Task to complete >> Reproduce the material in full, unchanged.

Records excerpted from a collection:
::::::

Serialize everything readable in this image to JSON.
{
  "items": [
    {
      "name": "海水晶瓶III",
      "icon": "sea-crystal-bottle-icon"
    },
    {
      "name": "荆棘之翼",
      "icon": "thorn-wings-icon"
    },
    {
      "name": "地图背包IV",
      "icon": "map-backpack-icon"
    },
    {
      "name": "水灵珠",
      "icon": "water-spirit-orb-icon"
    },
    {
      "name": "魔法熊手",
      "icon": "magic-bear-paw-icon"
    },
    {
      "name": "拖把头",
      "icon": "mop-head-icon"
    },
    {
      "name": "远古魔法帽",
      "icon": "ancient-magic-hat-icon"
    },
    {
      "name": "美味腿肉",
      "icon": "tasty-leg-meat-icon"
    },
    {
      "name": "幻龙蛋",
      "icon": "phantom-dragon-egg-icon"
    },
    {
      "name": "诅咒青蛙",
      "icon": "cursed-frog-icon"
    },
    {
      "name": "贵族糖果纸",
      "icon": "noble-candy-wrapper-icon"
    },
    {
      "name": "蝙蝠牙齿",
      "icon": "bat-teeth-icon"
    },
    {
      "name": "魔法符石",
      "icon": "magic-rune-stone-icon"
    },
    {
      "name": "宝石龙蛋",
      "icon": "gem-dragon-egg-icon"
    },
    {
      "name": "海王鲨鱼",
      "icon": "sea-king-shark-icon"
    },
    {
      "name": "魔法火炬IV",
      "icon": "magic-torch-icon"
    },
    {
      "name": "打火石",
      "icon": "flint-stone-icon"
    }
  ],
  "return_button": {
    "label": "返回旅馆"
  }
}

::::::

Answer for the task >>
Serialize everything readable in this image to JSON.
{
  "items": [
    {
      "name": "海水晶瓶III",
      "icon": "sea-crystal-bottle-icon"
    },
    {
      "name": "荆棘之翼",
      "icon": "thorn-wings-icon"
    },
    {
      "name": "地图背包IV",
      "icon": "map-backpack-icon"
    },
    {
      "name": "水灵珠",
      "icon": "water-spirit-orb-icon"
    },
    {
      "name": "魔法熊手",
      "icon": "magic-bear-paw-icon"
    },
    {
      "name": "拖把头",
      "icon": "mop-head-icon"
    },
    {
      "name": "远古魔法帽",
      "icon": "ancient-magic-hat-icon"
    },
    {
      "name": "美味腿肉",
      "icon": "tasty-leg-meat-icon"
    },
    {
      "name": "幻龙蛋",
      "icon": "phantom-dragon-egg-icon"
    },
    {
      "name": "诅咒青蛙",
      "icon": "cursed-frog-icon"
    },
    {
      "name": "贵族糖果纸",
      "icon": "noble-candy-wrapper-icon"
    },
    {
      "name": "蝙蝠牙齿",
      "icon": "bat-teeth-icon"
    },
    {
      "name": "魔法符石",
      "icon": "magic-rune-stone-icon"
    },
    {
      "name": "宝石龙蛋",
      "icon": "gem-dragon-egg-icon"
    },
    {
      "name": "海王鲨鱼",
      "icon": "sea-king-shark-icon"
    },
    {
      "name": "魔法火炬IV",
      "icon": "magic-torch-icon"
    },
    {
      "name": "打火石",
      "icon": "flint-stone-icon"
    }
  ],
  "return_button": {
    "label": "返回旅馆"
  }
}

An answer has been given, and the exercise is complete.